TASK DIRECTIONS
The entries need to be copied exactly.

====

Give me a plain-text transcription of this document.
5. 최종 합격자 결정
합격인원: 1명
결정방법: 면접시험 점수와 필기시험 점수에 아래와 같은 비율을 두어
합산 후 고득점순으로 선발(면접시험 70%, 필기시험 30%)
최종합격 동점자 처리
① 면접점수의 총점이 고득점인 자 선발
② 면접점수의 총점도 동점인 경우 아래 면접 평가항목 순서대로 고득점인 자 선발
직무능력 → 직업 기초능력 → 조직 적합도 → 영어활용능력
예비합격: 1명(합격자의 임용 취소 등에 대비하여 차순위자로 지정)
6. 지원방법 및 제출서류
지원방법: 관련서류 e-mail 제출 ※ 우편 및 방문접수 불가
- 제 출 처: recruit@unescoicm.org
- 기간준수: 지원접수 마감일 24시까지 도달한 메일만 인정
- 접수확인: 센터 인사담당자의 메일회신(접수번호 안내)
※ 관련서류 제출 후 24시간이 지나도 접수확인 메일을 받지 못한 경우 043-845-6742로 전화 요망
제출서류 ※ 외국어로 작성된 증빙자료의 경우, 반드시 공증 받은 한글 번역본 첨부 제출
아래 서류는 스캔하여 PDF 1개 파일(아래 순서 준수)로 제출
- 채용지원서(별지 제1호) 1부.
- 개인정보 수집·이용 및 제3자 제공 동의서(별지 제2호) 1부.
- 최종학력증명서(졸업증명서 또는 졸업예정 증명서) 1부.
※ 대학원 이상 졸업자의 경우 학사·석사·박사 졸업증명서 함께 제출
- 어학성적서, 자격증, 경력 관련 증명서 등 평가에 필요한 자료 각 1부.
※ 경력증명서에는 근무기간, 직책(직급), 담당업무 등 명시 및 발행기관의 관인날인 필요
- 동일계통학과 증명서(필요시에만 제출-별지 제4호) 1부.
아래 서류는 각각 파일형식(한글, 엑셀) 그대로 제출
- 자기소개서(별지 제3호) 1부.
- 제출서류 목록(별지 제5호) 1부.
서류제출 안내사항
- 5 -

====

THE SOLUTION
Give me a plain-text transcription of this document.
5. 최종 합격자 결정
합격인원: 1명
결정방법: 면접시험 점수와 필기시험 점수에 아래와 같은 비율을 두어
합산 후 고득점순으로 선발(면접시험 70%, 필기시험 30%)
최종합격 동점자 처리
① 면접점수의 총점이 고득점인 자 선발
② 면접점수의 총점도 동점인 경우 아래 면접 평가항목 순서대로 고득점인 자 선발
직무능력 → 직업 기초능력 → 조직 적합도 → 영어활용능력
예비합격: 1명(합격자의 임용 취소 등에 대비하여 차순위자로 지정)
6. 지원방법 및 제출서류
지원방법: 관련서류 e-mail 제출 ※ 우편 및 방문접수 불가
- 제 출 처: recruit@unescoicm.org
- 기간준수: 지원접수 마감일 24시까지 도달한 메일만 인정
- 접수확인: 센터 인사담당자의 메일회신(접수번호 안내)
※ 관련서류 제출 후 24시간이 지나도 접수확인 메일을 받지 못한 경우 043-845-6742로 전화 요망
제출서류 ※ 외국어로 작성된 증빙자료의 경우, 반드시 공증 받은 한글 번역본 첨부 제출
아래 서류는 스캔하여 PDF 1개 파일(아래 순서 준수)로 제출
- 채용지원서(별지 제1호) 1부.
- 개인정보 수집·이용 및 제3자 제공 동의서(별지 제2호) 1부.
- 최종학력증명서(졸업증명서 또는 졸업예정 증명서) 1부.
※ 대학원 이상 졸업자의 경우 학사·석사·박사 졸업증명서 함께 제출
- 어학성적서, 자격증, 경력 관련 증명서 등 평가에 필요한 자료 각 1부.
※ 경력증명서에는 근무기간, 직책(직급), 담당업무 등 명시 및 발행기관의 관인날인 필요
- 동일계통학과 증명서(필요시에만 제출-별지 제4호) 1부.
아래 서류는 각각 파일형식(한글, 엑셀) 그대로 제출
- 자기소개서(별지 제3호) 1부.
- 제출서류 목록(별지 제5호) 1부.
서류제출 안내사항
- 5 -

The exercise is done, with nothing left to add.